# TASK TO COMPLETE:
Give an exact transcription of every line, dropping the images.

--- Begin INPUT ROWS ---

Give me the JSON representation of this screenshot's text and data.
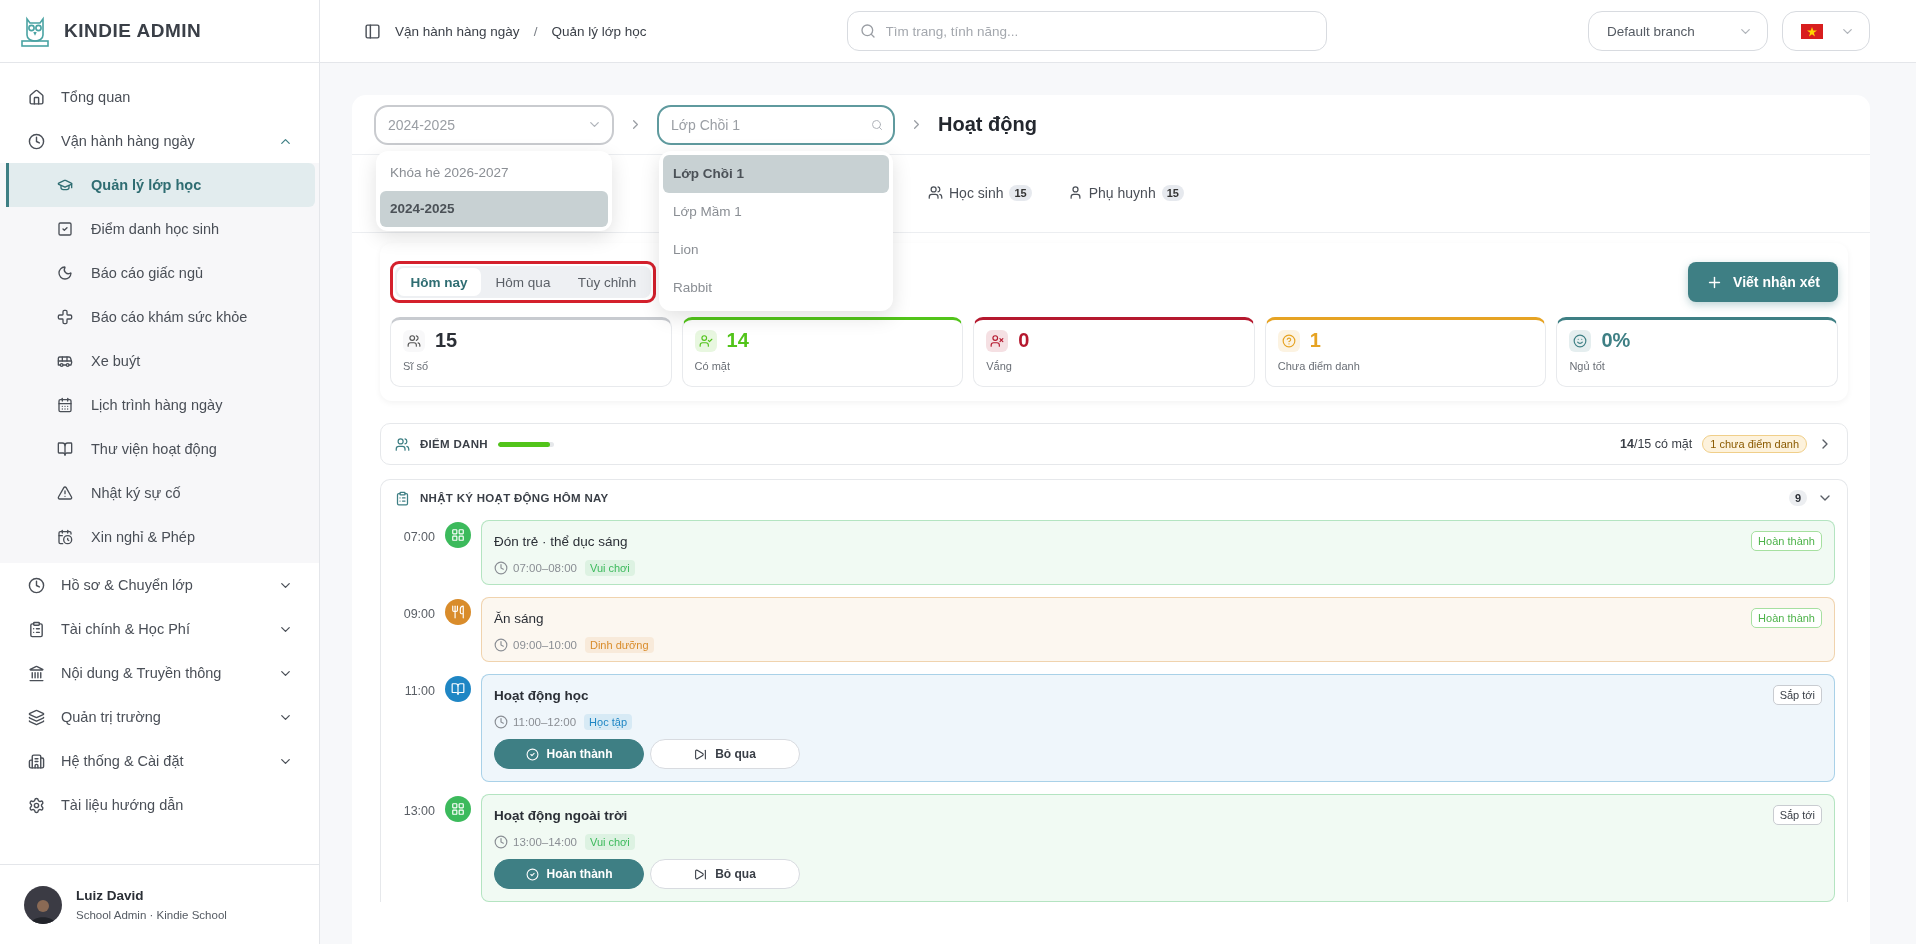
{
  "sidebar": {
    "brand": "KINDIE ADMIN",
    "items": [
      {
        "label": "Tổng quan",
        "selected": false
      },
      {
        "label": "Vận hành hàng ngày",
        "selected": false,
        "expanded": true,
        "children": [
          {
            "label": "Quản lý lớp học",
            "selected": true
          },
          {
            "label": "Điểm danh học sinh",
            "selected": false
          },
          {
            "label": "Báo cáo giấc ngủ",
            "selected": false
          },
          {
            "label": "Báo cáo khám sức khỏe",
            "selected": false
          },
          {
            "label": "Xe buýt",
            "selected": false
          },
          {
            "label": "Lịch trình hàng ngày",
            "selected": false
          },
          {
            "label": "Thư viện hoạt động",
            "selected": false
          },
          {
            "label": "Nhật ký sự cố",
            "selected": false
          },
          {
            "label": "Xin nghỉ & Phép",
            "selected": false
          }
        ]
      },
      {
        "label": "Hồ sơ & Chuyển lớp",
        "selected": false,
        "expanded": false
      },
      {
        "label": "Tài chính & Học Phí",
        "selected": false,
        "expanded": false
      },
      {
        "label": "Nội dung & Truyền thông",
        "selected": false,
        "expanded": false
      },
      {
        "label": "Quản trị trường",
        "selected": false,
        "expanded": false
      },
      {
        "label": "Hệ thống & Cài đặt",
        "selected": false,
        "expanded": false
      },
      {
        "label": "Tài liệu hướng dẫn",
        "selected": false
      }
    ],
    "user": {
      "name": "Luiz David",
      "role": "School Admin · Kindie School"
    }
  },
  "header": {
    "breadcrumb": [
      "Vận hành hàng ngày",
      "Quản lý lớp học"
    ],
    "breadcrumb_separator": "/",
    "search": {
      "placeholder": "Tìm trang, tính năng..."
    },
    "branch": "Default branch"
  },
  "selectors": {
    "year": {
      "placeholder": "2024-2025",
      "options": [
        {
          "label": "Khóa hè 2026-2027",
          "selected": false
        },
        {
          "label": "2024-2025",
          "selected": true
        }
      ]
    },
    "class": {
      "placeholder": "Lớp Chồi 1",
      "options": [
        {
          "label": "Lớp Chồi 1",
          "selected": true
        },
        {
          "label": "Lớp Mầm 1",
          "selected": false
        },
        {
          "label": "Lion",
          "selected": false
        },
        {
          "label": "Rabbit",
          "selected": false
        }
      ]
    },
    "page_title": "Hoạt động"
  },
  "tabs": [
    {
      "label": "Học sinh",
      "count": "15",
      "selected": false
    },
    {
      "label": "Phụ huynh",
      "count": "15",
      "selected": false
    }
  ],
  "day_filter": [
    {
      "label": "Hôm nay",
      "selected": true
    },
    {
      "label": "Hôm qua",
      "selected": false
    },
    {
      "label": "Tùy chỉnh",
      "selected": false
    }
  ],
  "write_button": "Viết nhận xét",
  "stats": [
    {
      "value": "15",
      "label": "Sĩ số",
      "color": "#c8cbd0"
    },
    {
      "value": "14",
      "label": "Có mặt",
      "color": "#52c41a"
    },
    {
      "value": "0",
      "label": "Vắng",
      "color": "#b5182e"
    },
    {
      "value": "1",
      "label": "Chưa điểm danh",
      "color": "#e6a323"
    },
    {
      "value": "0%",
      "label": "Ngủ tốt",
      "color": "#3e7f84"
    }
  ],
  "attendance": {
    "title": "ĐIỂM DANH",
    "level": 0.93,
    "present": "14",
    "total": "/15 có mặt",
    "pending": "1 chưa điểm danh"
  },
  "log": {
    "title": "NHẬT KÝ HOẠT ĐỘNG HÔM NAY",
    "count": "9",
    "entries": [
      {
        "time": "07:00",
        "kind": "play",
        "color": "#3cba5c",
        "title": "Đón trẻ · thể dục sáng",
        "duration": "07:00–08:00",
        "category": "Vui chơi",
        "completed": true,
        "status": "Hoàn thành"
      },
      {
        "time": "09:00",
        "kind": "meal",
        "color": "#d98c2b",
        "title": "Ăn sáng",
        "duration": "09:00–10:00",
        "category": "Dinh dưỡng",
        "completed": true,
        "status": "Hoàn thành"
      },
      {
        "time": "11:00",
        "kind": "study",
        "color": "#1f86c4",
        "title": "Hoạt động học",
        "duration": "11:00–12:00",
        "category": "Học tập",
        "completed": false,
        "status": "Sắp tới",
        "actions": [
          "Hoàn thành",
          "Bỏ qua"
        ]
      },
      {
        "time": "13:00",
        "kind": "play",
        "color": "#3cba5c",
        "title": "Hoạt động ngoài trời",
        "duration": "13:00–14:00",
        "category": "Vui chơi",
        "completed": false,
        "status": "Sắp tới",
        "actions": [
          "Hoàn thành",
          "Bỏ qua"
        ]
      }
    ]
  }
}
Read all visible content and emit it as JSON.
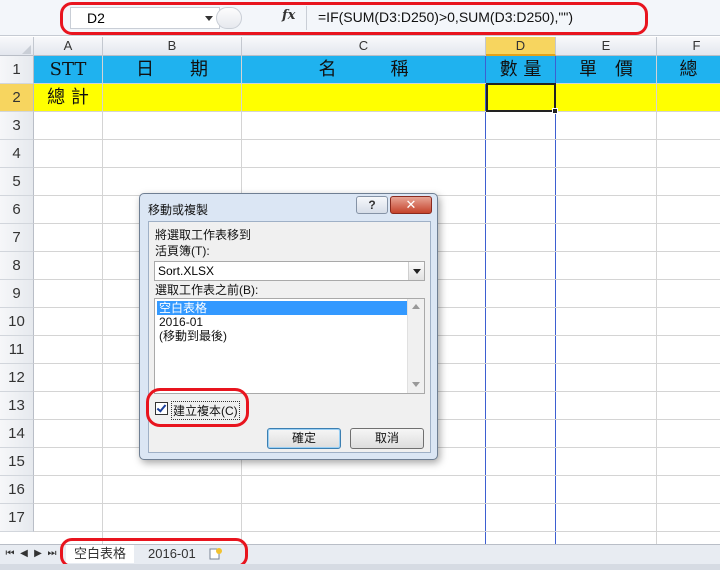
{
  "formula_bar": {
    "name_box": "D2",
    "fx_label": "fx",
    "formula": "=IF(SUM(D3:D250)>0,SUM(D3:D250),\"\")"
  },
  "columns": [
    "A",
    "B",
    "C",
    "D",
    "E",
    "F"
  ],
  "selected_column": "D",
  "rows": [
    "1",
    "2",
    "3",
    "4",
    "5",
    "6",
    "7",
    "8",
    "9",
    "10",
    "11",
    "12",
    "13",
    "14",
    "15",
    "16",
    "17"
  ],
  "selected_row": "2",
  "sheet_cells": {
    "a1": "STT",
    "b1": "日　　期",
    "c1": "名　　　稱",
    "d1": "數 量",
    "e1": "單　價",
    "f1": "總　",
    "a2": "總 計"
  },
  "dialog": {
    "title": "移動或複製",
    "help_label": "?",
    "close_label": "✕",
    "move_label": "將選取工作表移到",
    "workbook_label": "活頁簿(T):",
    "workbook_value": "Sort.XLSX",
    "before_label": "選取工作表之前(B):",
    "sheet_list": [
      "空白表格",
      "2016-01",
      "(移動到最後)"
    ],
    "create_copy_label": "建立複本(C)",
    "create_copy_checked": true,
    "ok_label": "確定",
    "cancel_label": "取消"
  },
  "tabs": {
    "nav": [
      "⏮",
      "◀",
      "▶",
      "⏭"
    ],
    "sheets": [
      "空白表格",
      "2016-01"
    ],
    "active": "空白表格"
  },
  "colors": {
    "header_row": "#1fb2ef",
    "total_row": "#ffff00",
    "highlight_ring": "#e8141e"
  }
}
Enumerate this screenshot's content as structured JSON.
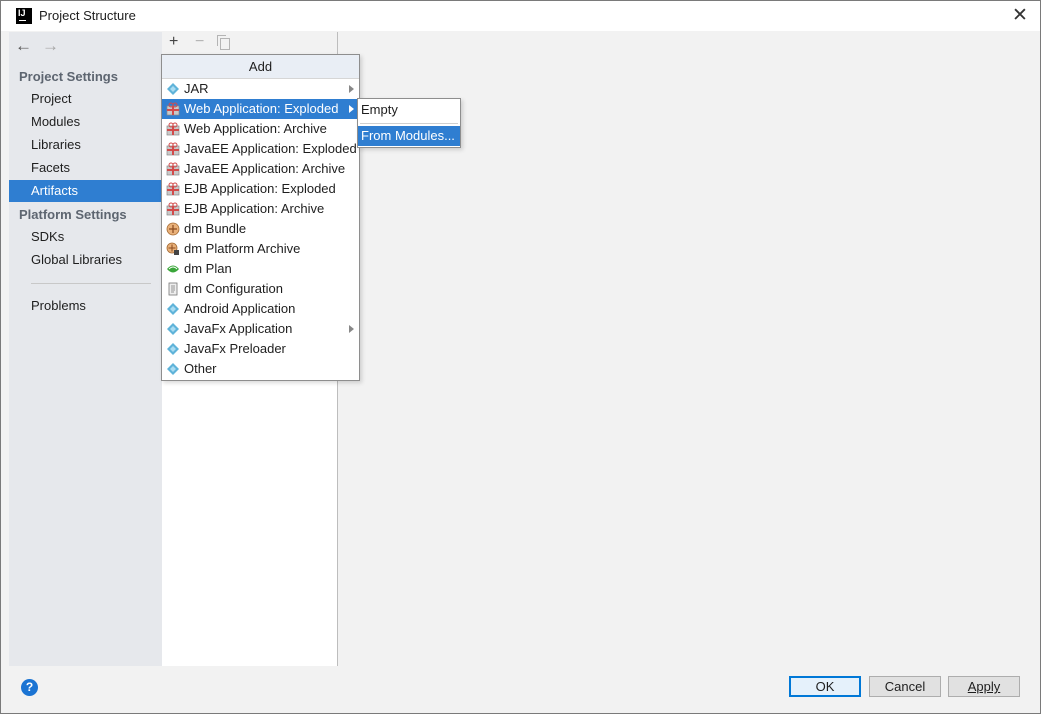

--- End INPUT ROWS ---

# THE SOLUTION:
Give me the JSON representation of this screenshot's text and data.
{
  "sidebar": {
    "brand": "KINDIE ADMIN",
    "items": [
      {
        "label": "Tổng quan",
        "selected": false
      },
      {
        "label": "Vận hành hàng ngày",
        "selected": false,
        "expanded": true,
        "children": [
          {
            "label": "Quản lý lớp học",
            "selected": true
          },
          {
            "label": "Điểm danh học sinh",
            "selected": false
          },
          {
            "label": "Báo cáo giấc ngủ",
            "selected": false
          },
          {
            "label": "Báo cáo khám sức khỏe",
            "selected": false
          },
          {
            "label": "Xe buýt",
            "selected": false
          },
          {
            "label": "Lịch trình hàng ngày",
            "selected": false
          },
          {
            "label": "Thư viện hoạt động",
            "selected": false
          },
          {
            "label": "Nhật ký sự cố",
            "selected": false
          },
          {
            "label": "Xin nghỉ & Phép",
            "selected": false
          }
        ]
      },
      {
        "label": "Hồ sơ & Chuyển lớp",
        "selected": false,
        "expanded": false
      },
      {
        "label": "Tài chính & Học Phí",
        "selected": false,
        "expanded": false
      },
      {
        "label": "Nội dung & Truyền thông",
        "selected": false,
        "expanded": false
      },
      {
        "label": "Quản trị trường",
        "selected": false,
        "expanded": false
      },
      {
        "label": "Hệ thống & Cài đặt",
        "selected": false,
        "expanded": false
      },
      {
        "label": "Tài liệu hướng dẫn",
        "selected": false
      }
    ],
    "user": {
      "name": "Luiz David",
      "role": "School Admin · Kindie School"
    }
  },
  "header": {
    "breadcrumb": [
      "Vận hành hàng ngày",
      "Quản lý lớp học"
    ],
    "breadcrumb_separator": "/",
    "search": {
      "placeholder": "Tìm trang, tính năng..."
    },
    "branch": "Default branch"
  },
  "selectors": {
    "year": {
      "placeholder": "2024-2025",
      "options": [
        {
          "label": "Khóa hè 2026-2027",
          "selected": false
        },
        {
          "label": "2024-2025",
          "selected": true
        }
      ]
    },
    "class": {
      "placeholder": "Lớp Chồi 1",
      "options": [
        {
          "label": "Lớp Chồi 1",
          "selected": true
        },
        {
          "label": "Lớp Mầm 1",
          "selected": false
        },
        {
          "label": "Lion",
          "selected": false
        },
        {
          "label": "Rabbit",
          "selected": false
        }
      ]
    },
    "page_title": "Hoạt động"
  },
  "tabs": [
    {
      "label": "Học sinh",
      "count": "15",
      "selected": false
    },
    {
      "label": "Phụ huynh",
      "count": "15",
      "selected": false
    }
  ],
  "day_filter": [
    {
      "label": "Hôm nay",
      "selected": true
    },
    {
      "label": "Hôm qua",
      "selected": false
    },
    {
      "label": "Tùy chỉnh",
      "selected": false
    }
  ],
  "write_button": "Viết nhận xét",
  "stats": [
    {
      "value": "15",
      "label": "Sĩ số",
      "color": "#c8cbd0"
    },
    {
      "value": "14",
      "label": "Có mặt",
      "color": "#52c41a"
    },
    {
      "value": "0",
      "label": "Vắng",
      "color": "#b5182e"
    },
    {
      "value": "1",
      "label": "Chưa điểm danh",
      "color": "#e6a323"
    },
    {
      "value": "0%",
      "label": "Ngủ tốt",
      "color": "#3e7f84"
    }
  ],
  "attendance": {
    "title": "ĐIỂM DANH",
    "level": 0.93,
    "present": "14",
    "total": "/15 có mặt",
    "pending": "1 chưa điểm danh"
  },
  "log": {
    "title": "NHẬT KÝ HOẠT ĐỘNG HÔM NAY",
    "count": "9",
    "entries": [
      {
        "time": "07:00",
        "kind": "play",
        "color": "#3cba5c",
        "title": "Đón trẻ · thể dục sáng",
        "duration": "07:00–08:00",
        "category": "Vui chơi",
        "completed": true,
        "status": "Hoàn thành"
      },
      {
        "time": "09:00",
        "kind": "meal",
        "color": "#d98c2b",
        "title": "Ăn sáng",
        "duration": "09:00–10:00",
        "category": "Dinh dưỡng",
        "completed": true,
        "status": "Hoàn thành"
      },
      {
        "time": "11:00",
        "kind": "study",
        "color": "#1f86c4",
        "title": "Hoạt động học",
        "duration": "11:00–12:00",
        "category": "Học tập",
        "completed": false,
        "status": "Sắp tới",
        "actions": [
          "Hoàn thành",
          "Bỏ qua"
        ]
      },
      {
        "time": "13:00",
        "kind": "play",
        "color": "#3cba5c",
        "title": "Hoạt động ngoài trời",
        "duration": "13:00–14:00",
        "category": "Vui chơi",
        "completed": false,
        "status": "Sắp tới",
        "actions": [
          "Hoàn thành",
          "Bỏ qua"
        ]
      }
    ]
  }
}
Read all visible content and emit it as JSON.
{
  "formula_bar": {
    "name_box": "D2",
    "fx_label": "fx",
    "formula": "=IF(SUM(D3:D250)>0,SUM(D3:D250),\"\")"
  },
  "columns": [
    "A",
    "B",
    "C",
    "D",
    "E",
    "F"
  ],
  "selected_column": "D",
  "rows": [
    "1",
    "2",
    "3",
    "4",
    "5",
    "6",
    "7",
    "8",
    "9",
    "10",
    "11",
    "12",
    "13",
    "14",
    "15",
    "16",
    "17"
  ],
  "selected_row": "2",
  "sheet_cells": {
    "a1": "STT",
    "b1": "日　　期",
    "c1": "名　　　稱",
    "d1": "數 量",
    "e1": "單　價",
    "f1": "總　",
    "a2": "總 計"
  },
  "dialog": {
    "title": "移動或複製",
    "help_label": "?",
    "close_label": "✕",
    "move_label": "將選取工作表移到",
    "workbook_label": "活頁簿(T):",
    "workbook_value": "Sort.XLSX",
    "before_label": "選取工作表之前(B):",
    "sheet_list": [
      "空白表格",
      "2016-01",
      "(移動到最後)"
    ],
    "create_copy_label": "建立複本(C)",
    "create_copy_checked": true,
    "ok_label": "確定",
    "cancel_label": "取消"
  },
  "tabs": {
    "nav": [
      "⏮",
      "◀",
      "▶",
      "⏭"
    ],
    "sheets": [
      "空白表格",
      "2016-01"
    ],
    "active": "空白表格"
  },
  "colors": {
    "header_row": "#1fb2ef",
    "total_row": "#ffff00",
    "highlight_ring": "#e8141e"
  }
}
Enumerate this screenshot's content as structured JSON.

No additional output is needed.